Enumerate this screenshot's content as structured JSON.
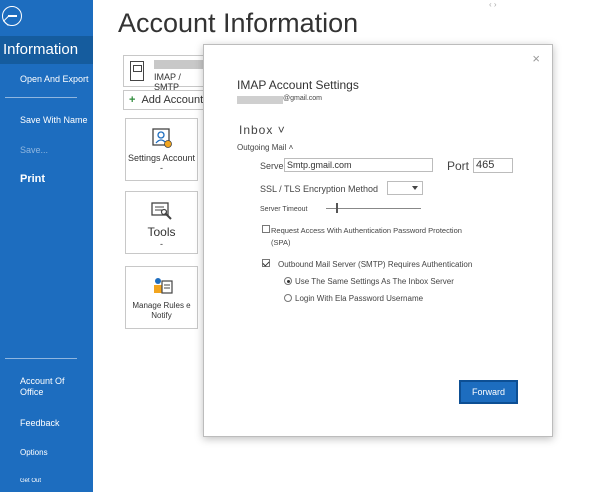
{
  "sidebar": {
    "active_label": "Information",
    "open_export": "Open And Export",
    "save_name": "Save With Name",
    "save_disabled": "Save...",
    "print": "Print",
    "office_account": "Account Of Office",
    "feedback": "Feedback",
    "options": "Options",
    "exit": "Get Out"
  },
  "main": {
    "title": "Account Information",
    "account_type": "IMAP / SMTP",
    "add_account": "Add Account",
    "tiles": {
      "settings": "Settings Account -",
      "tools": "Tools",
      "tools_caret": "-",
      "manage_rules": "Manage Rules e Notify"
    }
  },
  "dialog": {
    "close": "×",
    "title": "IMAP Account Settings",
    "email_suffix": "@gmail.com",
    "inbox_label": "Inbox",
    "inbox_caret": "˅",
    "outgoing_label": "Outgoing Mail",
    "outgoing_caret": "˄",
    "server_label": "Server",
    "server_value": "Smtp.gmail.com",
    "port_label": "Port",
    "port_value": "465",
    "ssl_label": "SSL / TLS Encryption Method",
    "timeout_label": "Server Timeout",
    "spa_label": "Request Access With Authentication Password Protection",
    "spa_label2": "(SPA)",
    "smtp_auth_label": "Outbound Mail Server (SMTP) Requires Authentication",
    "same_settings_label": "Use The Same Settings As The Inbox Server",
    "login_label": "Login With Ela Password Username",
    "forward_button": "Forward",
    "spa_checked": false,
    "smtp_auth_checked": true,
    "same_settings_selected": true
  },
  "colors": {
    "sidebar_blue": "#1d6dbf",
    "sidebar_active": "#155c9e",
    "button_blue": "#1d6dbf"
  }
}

----------

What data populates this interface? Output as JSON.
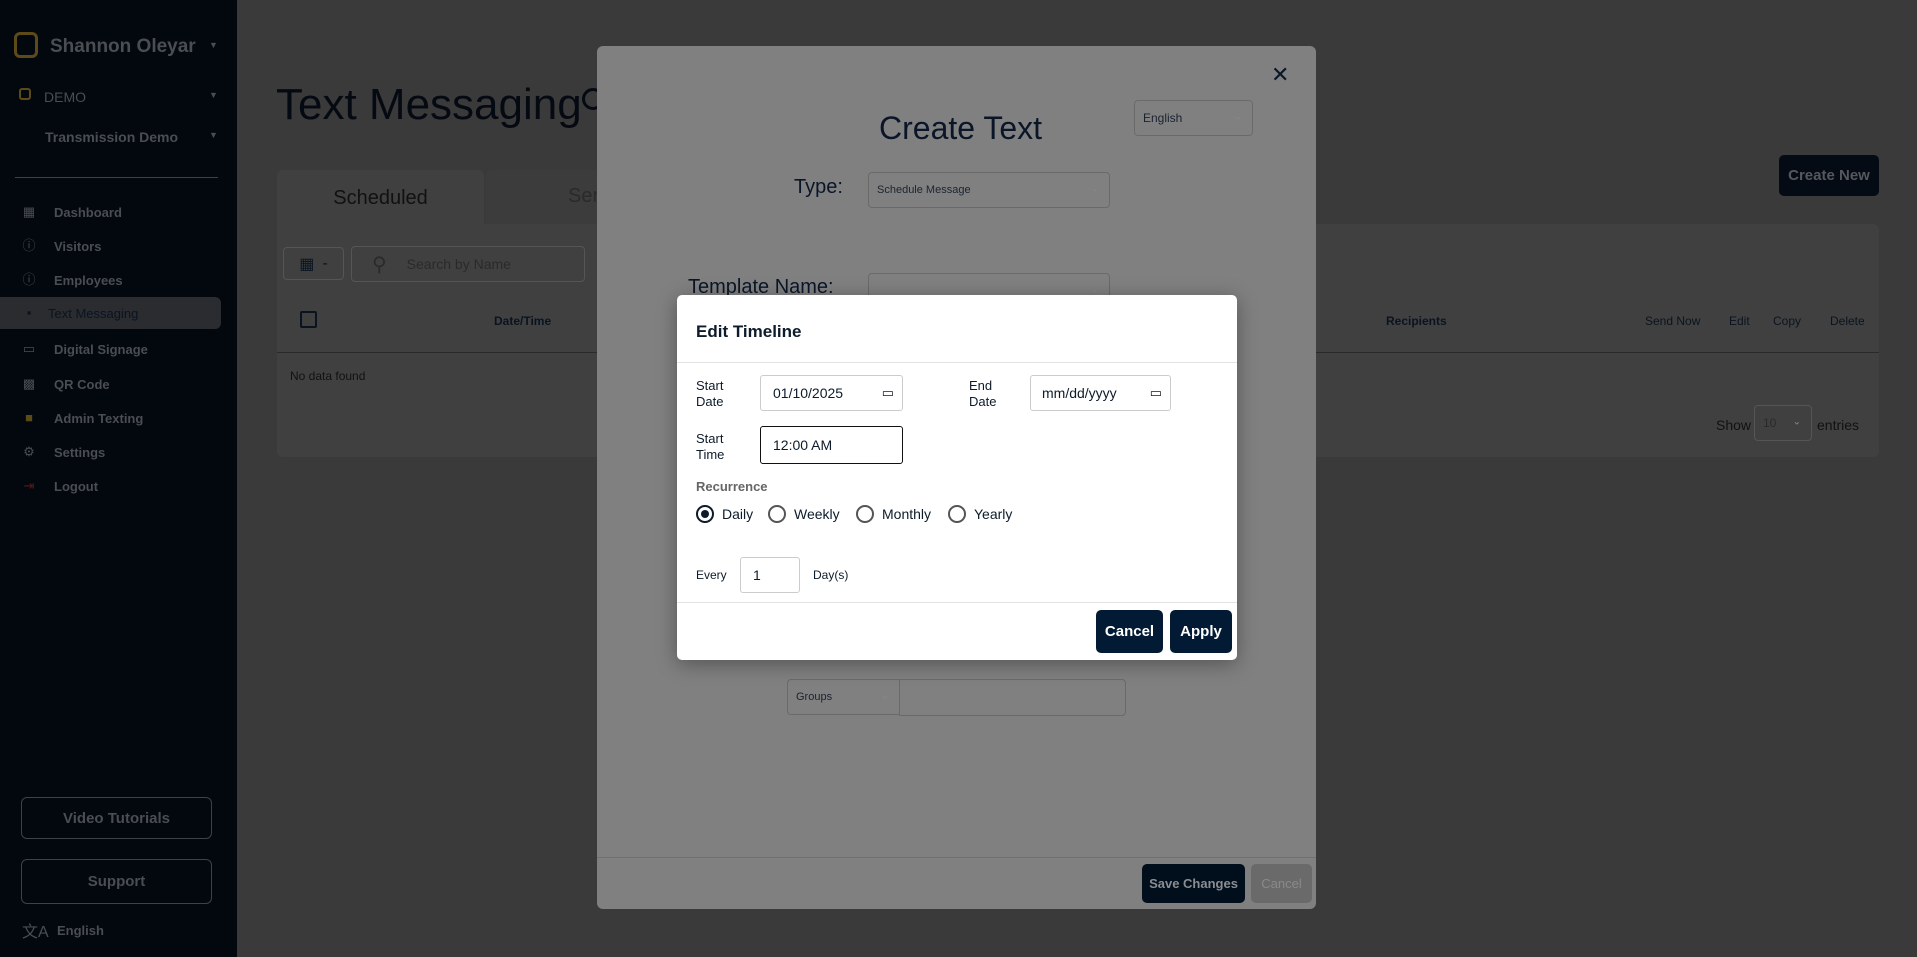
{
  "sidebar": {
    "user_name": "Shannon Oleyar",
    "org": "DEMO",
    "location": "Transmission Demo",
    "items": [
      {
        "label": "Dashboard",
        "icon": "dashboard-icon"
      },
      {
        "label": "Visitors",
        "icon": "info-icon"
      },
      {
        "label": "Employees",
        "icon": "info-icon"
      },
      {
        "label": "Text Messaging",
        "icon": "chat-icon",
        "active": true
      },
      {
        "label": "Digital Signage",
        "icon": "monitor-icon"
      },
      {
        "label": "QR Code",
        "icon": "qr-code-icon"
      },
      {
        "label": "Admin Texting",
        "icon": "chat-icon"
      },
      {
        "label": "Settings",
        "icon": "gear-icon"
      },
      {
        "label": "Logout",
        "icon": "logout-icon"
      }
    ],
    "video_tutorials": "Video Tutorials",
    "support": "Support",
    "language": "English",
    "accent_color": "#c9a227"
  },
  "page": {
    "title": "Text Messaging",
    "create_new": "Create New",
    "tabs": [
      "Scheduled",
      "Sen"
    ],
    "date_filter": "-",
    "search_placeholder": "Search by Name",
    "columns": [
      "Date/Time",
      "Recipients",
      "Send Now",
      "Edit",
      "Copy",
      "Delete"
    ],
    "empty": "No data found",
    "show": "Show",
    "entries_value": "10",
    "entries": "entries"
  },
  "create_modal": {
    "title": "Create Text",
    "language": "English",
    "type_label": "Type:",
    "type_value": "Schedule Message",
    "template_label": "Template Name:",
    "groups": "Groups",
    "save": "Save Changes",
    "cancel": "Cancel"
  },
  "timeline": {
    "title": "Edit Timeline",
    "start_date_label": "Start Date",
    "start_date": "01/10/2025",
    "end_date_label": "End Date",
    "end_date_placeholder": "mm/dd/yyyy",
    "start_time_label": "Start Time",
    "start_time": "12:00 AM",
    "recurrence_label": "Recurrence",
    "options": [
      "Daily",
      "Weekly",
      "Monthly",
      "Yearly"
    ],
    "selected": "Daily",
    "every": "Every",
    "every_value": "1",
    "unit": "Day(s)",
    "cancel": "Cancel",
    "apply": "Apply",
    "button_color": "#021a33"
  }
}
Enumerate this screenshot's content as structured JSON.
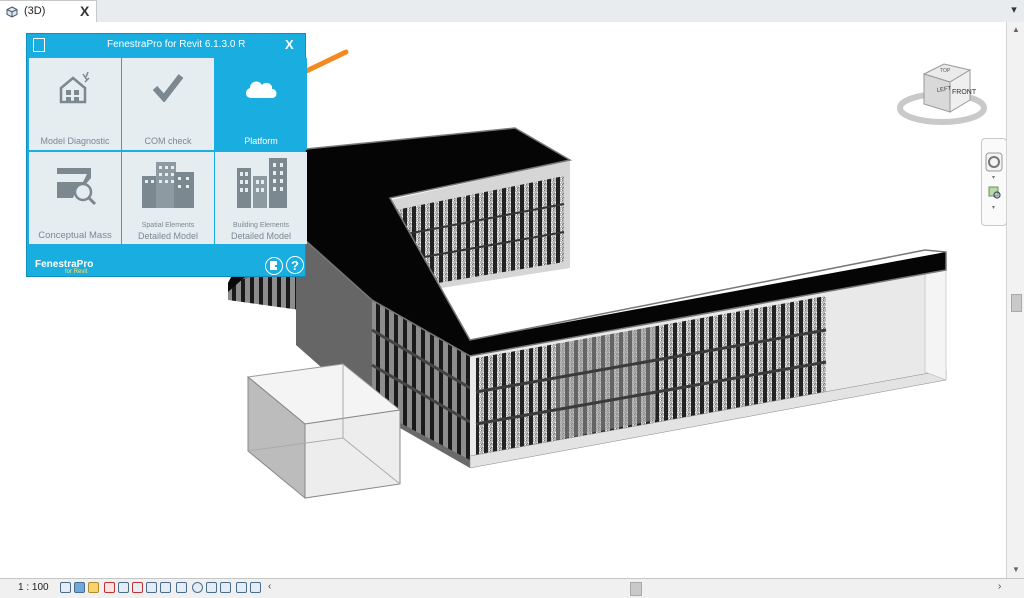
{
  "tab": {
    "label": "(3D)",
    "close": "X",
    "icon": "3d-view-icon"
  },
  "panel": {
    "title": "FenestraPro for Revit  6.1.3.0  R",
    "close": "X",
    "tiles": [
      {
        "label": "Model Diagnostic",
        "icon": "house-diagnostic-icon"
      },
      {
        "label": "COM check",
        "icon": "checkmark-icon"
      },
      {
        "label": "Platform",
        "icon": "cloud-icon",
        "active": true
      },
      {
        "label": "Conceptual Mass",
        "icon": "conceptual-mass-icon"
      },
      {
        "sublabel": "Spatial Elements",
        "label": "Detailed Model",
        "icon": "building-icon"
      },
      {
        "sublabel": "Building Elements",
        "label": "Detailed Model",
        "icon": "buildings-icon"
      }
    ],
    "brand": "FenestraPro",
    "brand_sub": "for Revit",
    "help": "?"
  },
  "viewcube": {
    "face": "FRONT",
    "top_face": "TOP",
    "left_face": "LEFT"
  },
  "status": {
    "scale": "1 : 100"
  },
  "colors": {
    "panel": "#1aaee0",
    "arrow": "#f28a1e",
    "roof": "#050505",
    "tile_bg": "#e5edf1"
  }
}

----------

Read through the entries and copy every line that includes "Revit".

    "title": "FenestraPro for Revit  6.1.3.0  R",
    "brand_sub": "for Revit",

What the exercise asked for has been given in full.